(Dataset records)
****************************************

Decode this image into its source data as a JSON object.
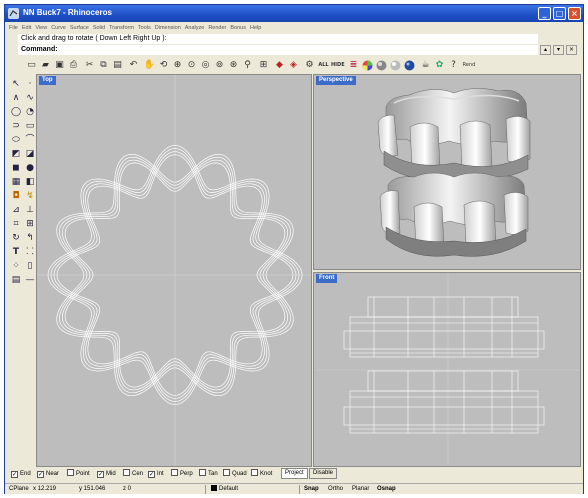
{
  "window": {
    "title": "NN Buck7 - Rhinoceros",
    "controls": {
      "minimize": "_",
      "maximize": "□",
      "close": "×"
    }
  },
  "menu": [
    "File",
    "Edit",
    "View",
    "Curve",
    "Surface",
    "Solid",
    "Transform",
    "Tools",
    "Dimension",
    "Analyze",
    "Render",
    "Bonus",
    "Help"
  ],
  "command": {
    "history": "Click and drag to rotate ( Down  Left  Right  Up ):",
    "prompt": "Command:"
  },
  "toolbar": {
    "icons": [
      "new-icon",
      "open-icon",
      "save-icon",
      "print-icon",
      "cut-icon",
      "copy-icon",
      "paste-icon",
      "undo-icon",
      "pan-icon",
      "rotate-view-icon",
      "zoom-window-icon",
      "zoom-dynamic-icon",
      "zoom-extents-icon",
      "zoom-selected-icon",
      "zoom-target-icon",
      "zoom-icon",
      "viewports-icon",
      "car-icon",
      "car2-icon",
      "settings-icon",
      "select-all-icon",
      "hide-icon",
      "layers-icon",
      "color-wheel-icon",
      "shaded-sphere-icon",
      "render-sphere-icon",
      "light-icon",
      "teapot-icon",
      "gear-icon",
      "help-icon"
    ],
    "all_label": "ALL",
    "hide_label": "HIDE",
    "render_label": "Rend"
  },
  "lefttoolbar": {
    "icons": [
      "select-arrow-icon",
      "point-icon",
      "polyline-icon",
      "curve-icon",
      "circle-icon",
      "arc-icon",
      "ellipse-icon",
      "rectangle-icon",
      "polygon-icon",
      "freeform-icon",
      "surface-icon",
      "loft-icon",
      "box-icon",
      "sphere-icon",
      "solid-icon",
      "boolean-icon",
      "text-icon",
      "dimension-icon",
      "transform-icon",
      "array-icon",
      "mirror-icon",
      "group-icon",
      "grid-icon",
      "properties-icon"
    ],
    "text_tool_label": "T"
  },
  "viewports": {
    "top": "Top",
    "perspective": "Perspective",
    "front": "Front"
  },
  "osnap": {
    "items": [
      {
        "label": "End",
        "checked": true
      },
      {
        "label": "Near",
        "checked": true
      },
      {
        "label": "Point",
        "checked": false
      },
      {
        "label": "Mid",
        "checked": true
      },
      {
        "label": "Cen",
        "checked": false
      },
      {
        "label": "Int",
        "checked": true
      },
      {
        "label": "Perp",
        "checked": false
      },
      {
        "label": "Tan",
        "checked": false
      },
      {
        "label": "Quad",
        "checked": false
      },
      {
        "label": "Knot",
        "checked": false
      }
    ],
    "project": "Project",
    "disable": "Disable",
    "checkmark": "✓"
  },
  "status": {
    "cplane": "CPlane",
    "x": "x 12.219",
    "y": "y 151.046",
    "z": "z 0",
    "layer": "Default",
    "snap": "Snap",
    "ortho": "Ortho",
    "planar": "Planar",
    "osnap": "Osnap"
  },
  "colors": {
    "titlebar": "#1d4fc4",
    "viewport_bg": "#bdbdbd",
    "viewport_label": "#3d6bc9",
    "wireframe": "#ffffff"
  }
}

****************************************

- _Exercise objective_
Leave the pictures out and reproduce each record exactly as written.

- _Solution to this task_
Decode this image into its source data as a JSON object.
{
  "window": {
    "title": "NN Buck7 - Rhinoceros",
    "controls": {
      "minimize": "_",
      "maximize": "□",
      "close": "×"
    }
  },
  "menu": [
    "File",
    "Edit",
    "View",
    "Curve",
    "Surface",
    "Solid",
    "Transform",
    "Tools",
    "Dimension",
    "Analyze",
    "Render",
    "Bonus",
    "Help"
  ],
  "command": {
    "history": "Click and drag to rotate ( Down  Left  Right  Up ):",
    "prompt": "Command:"
  },
  "toolbar": {
    "icons": [
      "new-icon",
      "open-icon",
      "save-icon",
      "print-icon",
      "cut-icon",
      "copy-icon",
      "paste-icon",
      "undo-icon",
      "pan-icon",
      "rotate-view-icon",
      "zoom-window-icon",
      "zoom-dynamic-icon",
      "zoom-extents-icon",
      "zoom-selected-icon",
      "zoom-target-icon",
      "zoom-icon",
      "viewports-icon",
      "car-icon",
      "car2-icon",
      "settings-icon",
      "select-all-icon",
      "hide-icon",
      "layers-icon",
      "color-wheel-icon",
      "shaded-sphere-icon",
      "render-sphere-icon",
      "light-icon",
      "teapot-icon",
      "gear-icon",
      "help-icon"
    ],
    "all_label": "ALL",
    "hide_label": "HIDE",
    "render_label": "Rend"
  },
  "lefttoolbar": {
    "icons": [
      "select-arrow-icon",
      "point-icon",
      "polyline-icon",
      "curve-icon",
      "circle-icon",
      "arc-icon",
      "ellipse-icon",
      "rectangle-icon",
      "polygon-icon",
      "freeform-icon",
      "surface-icon",
      "loft-icon",
      "box-icon",
      "sphere-icon",
      "solid-icon",
      "boolean-icon",
      "text-icon",
      "dimension-icon",
      "transform-icon",
      "array-icon",
      "mirror-icon",
      "group-icon",
      "grid-icon",
      "properties-icon"
    ],
    "text_tool_label": "T"
  },
  "viewports": {
    "top": "Top",
    "perspective": "Perspective",
    "front": "Front"
  },
  "osnap": {
    "items": [
      {
        "label": "End",
        "checked": true
      },
      {
        "label": "Near",
        "checked": true
      },
      {
        "label": "Point",
        "checked": false
      },
      {
        "label": "Mid",
        "checked": true
      },
      {
        "label": "Cen",
        "checked": false
      },
      {
        "label": "Int",
        "checked": true
      },
      {
        "label": "Perp",
        "checked": false
      },
      {
        "label": "Tan",
        "checked": false
      },
      {
        "label": "Quad",
        "checked": false
      },
      {
        "label": "Knot",
        "checked": false
      }
    ],
    "project": "Project",
    "disable": "Disable",
    "checkmark": "✓"
  },
  "status": {
    "cplane": "CPlane",
    "x": "x 12.219",
    "y": "y 151.046",
    "z": "z 0",
    "layer": "Default",
    "snap": "Snap",
    "ortho": "Ortho",
    "planar": "Planar",
    "osnap": "Osnap"
  },
  "colors": {
    "titlebar": "#1d4fc4",
    "viewport_bg": "#bdbdbd",
    "viewport_label": "#3d6bc9",
    "wireframe": "#ffffff"
  }
}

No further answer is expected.